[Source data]
[Begin]

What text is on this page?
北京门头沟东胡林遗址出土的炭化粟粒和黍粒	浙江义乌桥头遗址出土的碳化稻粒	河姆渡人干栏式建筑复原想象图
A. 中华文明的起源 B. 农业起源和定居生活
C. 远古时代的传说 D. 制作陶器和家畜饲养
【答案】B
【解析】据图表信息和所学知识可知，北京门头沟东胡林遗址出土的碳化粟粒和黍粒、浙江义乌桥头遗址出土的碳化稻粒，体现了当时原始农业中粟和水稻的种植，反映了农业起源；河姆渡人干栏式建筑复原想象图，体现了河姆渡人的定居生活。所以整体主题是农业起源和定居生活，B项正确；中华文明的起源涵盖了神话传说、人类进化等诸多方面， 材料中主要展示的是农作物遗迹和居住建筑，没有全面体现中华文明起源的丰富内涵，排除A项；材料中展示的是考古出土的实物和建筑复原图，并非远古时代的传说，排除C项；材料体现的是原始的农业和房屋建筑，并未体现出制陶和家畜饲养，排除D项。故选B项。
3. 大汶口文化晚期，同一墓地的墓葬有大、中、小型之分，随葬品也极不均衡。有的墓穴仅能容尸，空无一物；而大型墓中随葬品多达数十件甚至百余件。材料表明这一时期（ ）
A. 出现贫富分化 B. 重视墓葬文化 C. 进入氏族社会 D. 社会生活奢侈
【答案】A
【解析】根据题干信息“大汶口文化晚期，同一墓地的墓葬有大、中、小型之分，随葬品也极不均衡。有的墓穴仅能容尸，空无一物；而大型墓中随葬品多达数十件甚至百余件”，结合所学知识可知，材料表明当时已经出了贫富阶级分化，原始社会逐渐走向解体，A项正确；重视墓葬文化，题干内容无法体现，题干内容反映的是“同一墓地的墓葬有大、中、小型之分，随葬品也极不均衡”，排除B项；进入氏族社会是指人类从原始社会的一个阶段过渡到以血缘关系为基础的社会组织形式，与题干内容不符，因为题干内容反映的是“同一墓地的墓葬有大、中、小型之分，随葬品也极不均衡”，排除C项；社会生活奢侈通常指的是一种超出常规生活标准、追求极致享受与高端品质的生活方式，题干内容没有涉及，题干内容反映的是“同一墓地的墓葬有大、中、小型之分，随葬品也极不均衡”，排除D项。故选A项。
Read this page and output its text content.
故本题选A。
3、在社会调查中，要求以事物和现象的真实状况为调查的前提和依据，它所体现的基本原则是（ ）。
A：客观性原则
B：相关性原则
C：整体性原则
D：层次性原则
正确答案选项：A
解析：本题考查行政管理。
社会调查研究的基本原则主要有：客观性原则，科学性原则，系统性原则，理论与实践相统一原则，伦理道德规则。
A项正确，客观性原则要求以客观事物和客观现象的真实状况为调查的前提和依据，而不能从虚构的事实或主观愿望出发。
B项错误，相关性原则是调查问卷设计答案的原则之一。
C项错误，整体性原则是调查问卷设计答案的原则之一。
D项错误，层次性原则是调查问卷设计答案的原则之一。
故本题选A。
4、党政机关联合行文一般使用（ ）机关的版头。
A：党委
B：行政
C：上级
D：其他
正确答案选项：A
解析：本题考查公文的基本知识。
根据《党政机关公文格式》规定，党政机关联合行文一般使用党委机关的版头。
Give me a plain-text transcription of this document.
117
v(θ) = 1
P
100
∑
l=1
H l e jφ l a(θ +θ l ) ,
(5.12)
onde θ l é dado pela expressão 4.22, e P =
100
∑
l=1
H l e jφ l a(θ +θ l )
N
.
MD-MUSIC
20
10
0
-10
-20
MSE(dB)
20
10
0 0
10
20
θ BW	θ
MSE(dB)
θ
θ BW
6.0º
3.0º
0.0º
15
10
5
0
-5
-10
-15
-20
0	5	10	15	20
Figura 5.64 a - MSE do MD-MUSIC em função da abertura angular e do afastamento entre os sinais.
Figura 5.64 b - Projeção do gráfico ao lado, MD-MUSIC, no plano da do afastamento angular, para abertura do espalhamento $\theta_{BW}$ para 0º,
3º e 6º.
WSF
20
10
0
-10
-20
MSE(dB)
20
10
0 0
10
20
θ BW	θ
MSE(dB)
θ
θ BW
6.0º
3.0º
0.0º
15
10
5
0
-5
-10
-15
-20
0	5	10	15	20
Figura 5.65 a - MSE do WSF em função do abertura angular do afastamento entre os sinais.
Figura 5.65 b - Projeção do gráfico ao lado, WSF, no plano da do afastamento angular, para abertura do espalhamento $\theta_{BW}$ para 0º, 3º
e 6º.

[End]

→ Work to do: Show every line above in which the word "sinais" occurs.

→ Final answer:
Figura 5.64 a - MSE do MD-MUSIC em função da abertura angular e do afastamento entre os sinais.
Figura 5.65 a - MSE do WSF em função do abertura angular do afastamento entre os sinais.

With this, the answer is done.